=== STATED GOAL ===
Write out every entry exactly as it stands.

[A run of records]
- - - - - - -
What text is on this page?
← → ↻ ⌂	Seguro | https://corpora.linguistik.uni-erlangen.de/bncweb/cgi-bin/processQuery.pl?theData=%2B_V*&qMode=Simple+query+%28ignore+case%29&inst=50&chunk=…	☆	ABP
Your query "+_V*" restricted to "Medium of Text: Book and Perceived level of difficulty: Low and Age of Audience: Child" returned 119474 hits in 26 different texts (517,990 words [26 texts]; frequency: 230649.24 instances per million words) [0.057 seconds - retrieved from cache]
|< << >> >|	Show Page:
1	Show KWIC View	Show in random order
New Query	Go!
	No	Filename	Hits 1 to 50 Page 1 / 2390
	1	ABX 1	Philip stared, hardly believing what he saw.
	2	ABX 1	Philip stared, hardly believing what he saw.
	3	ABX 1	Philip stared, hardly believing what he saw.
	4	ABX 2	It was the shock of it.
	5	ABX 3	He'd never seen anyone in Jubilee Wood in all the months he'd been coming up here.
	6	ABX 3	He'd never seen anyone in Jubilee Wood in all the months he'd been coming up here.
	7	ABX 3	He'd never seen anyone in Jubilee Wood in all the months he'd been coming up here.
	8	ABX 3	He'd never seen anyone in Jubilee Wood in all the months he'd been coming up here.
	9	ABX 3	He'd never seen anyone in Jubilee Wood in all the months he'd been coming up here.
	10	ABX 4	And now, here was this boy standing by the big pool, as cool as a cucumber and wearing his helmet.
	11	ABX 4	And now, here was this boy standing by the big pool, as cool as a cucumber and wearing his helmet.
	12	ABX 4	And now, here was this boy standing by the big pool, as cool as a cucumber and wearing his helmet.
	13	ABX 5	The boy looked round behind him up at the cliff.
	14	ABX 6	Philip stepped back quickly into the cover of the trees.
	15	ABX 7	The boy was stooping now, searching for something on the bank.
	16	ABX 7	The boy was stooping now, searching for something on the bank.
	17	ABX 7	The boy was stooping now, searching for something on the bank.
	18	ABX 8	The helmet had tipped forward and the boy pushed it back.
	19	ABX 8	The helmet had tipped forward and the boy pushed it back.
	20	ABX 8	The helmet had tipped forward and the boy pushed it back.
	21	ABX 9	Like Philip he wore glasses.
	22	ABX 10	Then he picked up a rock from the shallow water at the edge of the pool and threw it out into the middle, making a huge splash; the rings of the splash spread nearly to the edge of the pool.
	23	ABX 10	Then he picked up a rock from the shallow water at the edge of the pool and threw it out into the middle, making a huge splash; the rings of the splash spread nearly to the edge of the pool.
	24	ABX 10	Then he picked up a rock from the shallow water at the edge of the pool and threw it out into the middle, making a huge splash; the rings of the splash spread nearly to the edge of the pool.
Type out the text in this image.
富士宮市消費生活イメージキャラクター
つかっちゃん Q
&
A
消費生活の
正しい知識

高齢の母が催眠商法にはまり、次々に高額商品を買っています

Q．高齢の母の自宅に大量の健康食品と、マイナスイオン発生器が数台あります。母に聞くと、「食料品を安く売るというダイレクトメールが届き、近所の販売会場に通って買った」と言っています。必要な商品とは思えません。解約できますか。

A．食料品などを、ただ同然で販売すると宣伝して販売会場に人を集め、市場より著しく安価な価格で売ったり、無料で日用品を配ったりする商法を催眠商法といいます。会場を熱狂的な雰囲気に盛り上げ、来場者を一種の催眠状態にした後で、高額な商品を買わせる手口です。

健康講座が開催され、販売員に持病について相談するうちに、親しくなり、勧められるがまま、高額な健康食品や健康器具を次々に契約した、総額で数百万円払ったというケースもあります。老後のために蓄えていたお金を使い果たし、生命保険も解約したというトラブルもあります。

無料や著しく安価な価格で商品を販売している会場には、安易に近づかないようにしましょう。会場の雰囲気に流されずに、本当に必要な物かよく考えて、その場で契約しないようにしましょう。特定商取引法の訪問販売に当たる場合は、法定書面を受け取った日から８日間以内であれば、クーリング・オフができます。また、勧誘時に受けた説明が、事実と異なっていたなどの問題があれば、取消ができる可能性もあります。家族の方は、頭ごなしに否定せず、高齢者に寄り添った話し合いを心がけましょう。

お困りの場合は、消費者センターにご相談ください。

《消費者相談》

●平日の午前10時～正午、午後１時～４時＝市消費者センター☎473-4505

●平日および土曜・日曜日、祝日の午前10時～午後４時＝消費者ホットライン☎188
- - - - - - -
=== FINISHED EXERCISE ===
What text is on this page?
← → ↻ ⌂	Seguro | https://corpora.linguistik.uni-erlangen.de/bncweb/cgi-bin/processQuery.pl?theData=%2B_V*&qMode=Simple+query+%28ignore+case%29&inst=50&chunk=…	☆	ABP
Your query "+_V*" restricted to "Medium of Text: Book and Perceived level of difficulty: Low and Age of Audience: Child" returned 119474 hits in 26 different texts (517,990 words [26 texts]; frequency: 230649.24 instances per million words) [0.057 seconds - retrieved from cache]
|< << >> >|	Show Page:
1	Show KWIC View	Show in random order
New Query	Go!
	No	Filename	Hits 1 to 50 Page 1 / 2390
	1	ABX 1	Philip stared, hardly believing what he saw.
	2	ABX 1	Philip stared, hardly believing what he saw.
	3	ABX 1	Philip stared, hardly believing what he saw.
	4	ABX 2	It was the shock of it.
	5	ABX 3	He'd never seen anyone in Jubilee Wood in all the months he'd been coming up here.
	6	ABX 3	He'd never seen anyone in Jubilee Wood in all the months he'd been coming up here.
	7	ABX 3	He'd never seen anyone in Jubilee Wood in all the months he'd been coming up here.
	8	ABX 3	He'd never seen anyone in Jubilee Wood in all the months he'd been coming up here.
	9	ABX 3	He'd never seen anyone in Jubilee Wood in all the months he'd been coming up here.
	10	ABX 4	And now, here was this boy standing by the big pool, as cool as a cucumber and wearing his helmet.
	11	ABX 4	And now, here was this boy standing by the big pool, as cool as a cucumber and wearing his helmet.
	12	ABX 4	And now, here was this boy standing by the big pool, as cool as a cucumber and wearing his helmet.
	13	ABX 5	The boy looked round behind him up at the cliff.
	14	ABX 6	Philip stepped back quickly into the cover of the trees.
	15	ABX 7	The boy was stooping now, searching for something on the bank.
	16	ABX 7	The boy was stooping now, searching for something on the bank.
	17	ABX 7	The boy was stooping now, searching for something on the bank.
	18	ABX 8	The helmet had tipped forward and the boy pushed it back.
	19	ABX 8	The helmet had tipped forward and the boy pushed it back.
	20	ABX 8	The helmet had tipped forward and the boy pushed it back.
	21	ABX 9	Like Philip he wore glasses.
	22	ABX 10	Then he picked up a rock from the shallow water at the edge of the pool and threw it out into the middle, making a huge splash; the rings of the splash spread nearly to the edge of the pool.
	23	ABX 10	Then he picked up a rock from the shallow water at the edge of the pool and threw it out into the middle, making a huge splash; the rings of the splash spread nearly to the edge of the pool.
	24	ABX 10	Then he picked up a rock from the shallow water at the edge of the pool and threw it out into the middle, making a huge splash; the rings of the splash spread nearly to the edge of the pool.
Type out the text in this image.
富士宮市消費生活イメージキャラクター
つかっちゃん Q
&
A
消費生活の
正しい知識

高齢の母が催眠商法にはまり、次々に高額商品を買っています

Q．高齢の母の自宅に大量の健康食品と、マイナスイオン発生器が数台あります。母に聞くと、「食料品を安く売るというダイレクトメールが届き、近所の販売会場に通って買った」と言っています。必要な商品とは思えません。解約できますか。

A．食料品などを、ただ同然で販売すると宣伝して販売会場に人を集め、市場より著しく安価な価格で売ったり、無料で日用品を配ったりする商法を催眠商法といいます。会場を熱狂的な雰囲気に盛り上げ、来場者を一種の催眠状態にした後で、高額な商品を買わせる手口です。

健康講座が開催され、販売員に持病について相談するうちに、親しくなり、勧められるがまま、高額な健康食品や健康器具を次々に契約した、総額で数百万円払ったというケースもあります。老後のために蓄えていたお金を使い果たし、生命保険も解約したというトラブルもあります。

無料や著しく安価な価格で商品を販売している会場には、安易に近づかないようにしましょう。会場の雰囲気に流されずに、本当に必要な物かよく考えて、その場で契約しないようにしましょう。特定商取引法の訪問販売に当たる場合は、法定書面を受け取った日から８日間以内であれば、クーリング・オフができます。また、勧誘時に受けた説明が、事実と異なっていたなどの問題があれば、取消ができる可能性もあります。家族の方は、頭ごなしに否定せず、高齢者に寄り添った話し合いを心がけましょう。

お困りの場合は、消費者センターにご相談ください。

《消費者相談》

●平日の午前10時～正午、午後１時～４時＝市消費者センター☎473-4505

●平日および土曜・日曜日、祝日の午前10時～午後４時＝消費者ホットライン☎188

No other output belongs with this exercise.